[Stored records]
•••••

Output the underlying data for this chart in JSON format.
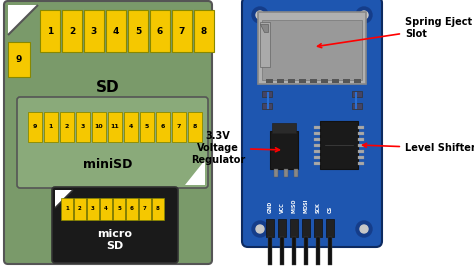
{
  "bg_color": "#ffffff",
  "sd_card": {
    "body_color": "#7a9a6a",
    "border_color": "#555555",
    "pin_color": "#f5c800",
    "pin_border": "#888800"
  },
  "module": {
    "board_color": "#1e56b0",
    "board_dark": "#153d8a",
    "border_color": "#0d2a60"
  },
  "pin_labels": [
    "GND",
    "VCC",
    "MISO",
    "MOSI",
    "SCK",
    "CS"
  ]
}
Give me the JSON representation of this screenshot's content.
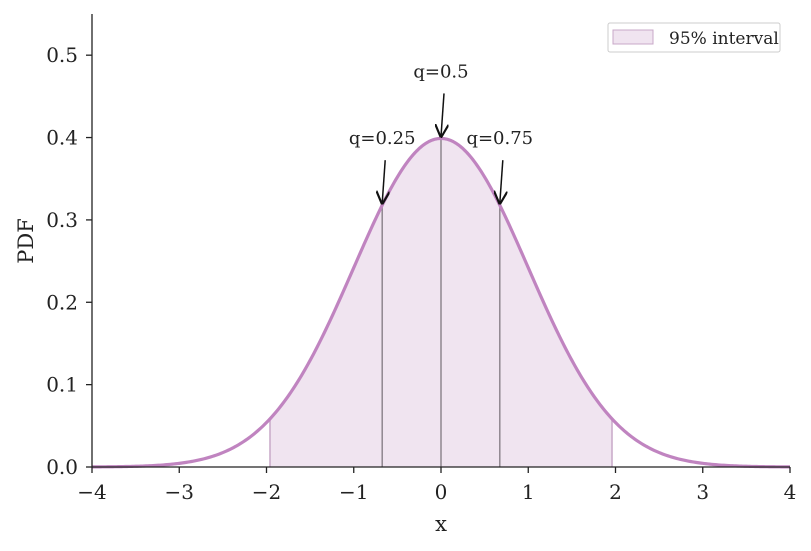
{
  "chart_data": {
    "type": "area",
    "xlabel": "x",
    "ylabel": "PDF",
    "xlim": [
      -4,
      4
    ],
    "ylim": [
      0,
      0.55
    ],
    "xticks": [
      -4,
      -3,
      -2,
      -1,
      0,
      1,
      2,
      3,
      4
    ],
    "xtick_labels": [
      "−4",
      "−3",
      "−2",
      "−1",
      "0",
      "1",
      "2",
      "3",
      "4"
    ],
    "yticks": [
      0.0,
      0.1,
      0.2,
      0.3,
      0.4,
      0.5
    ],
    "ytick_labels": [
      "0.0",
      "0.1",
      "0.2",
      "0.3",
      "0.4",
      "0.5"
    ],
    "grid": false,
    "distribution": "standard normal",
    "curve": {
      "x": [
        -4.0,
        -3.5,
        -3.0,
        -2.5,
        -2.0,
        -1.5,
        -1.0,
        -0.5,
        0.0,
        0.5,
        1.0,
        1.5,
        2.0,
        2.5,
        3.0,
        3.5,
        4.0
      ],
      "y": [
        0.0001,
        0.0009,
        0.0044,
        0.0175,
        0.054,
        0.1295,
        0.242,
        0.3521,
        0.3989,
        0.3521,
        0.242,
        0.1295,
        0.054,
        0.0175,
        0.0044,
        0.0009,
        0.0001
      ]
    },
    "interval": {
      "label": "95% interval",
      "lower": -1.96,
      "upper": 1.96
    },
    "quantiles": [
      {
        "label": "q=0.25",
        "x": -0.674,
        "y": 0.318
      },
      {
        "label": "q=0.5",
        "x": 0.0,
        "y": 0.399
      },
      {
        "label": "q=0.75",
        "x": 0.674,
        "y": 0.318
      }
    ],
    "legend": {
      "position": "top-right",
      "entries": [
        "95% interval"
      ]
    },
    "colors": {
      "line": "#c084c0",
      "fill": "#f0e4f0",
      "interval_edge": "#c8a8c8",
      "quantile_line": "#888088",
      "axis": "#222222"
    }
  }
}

•••••

• [Given request] Gather each line in these records that contains the string "JSON".

• [Exercise answer]
Output the underlying data for this chart in JSON format.
Give me the JSON representation of this screenshot's content.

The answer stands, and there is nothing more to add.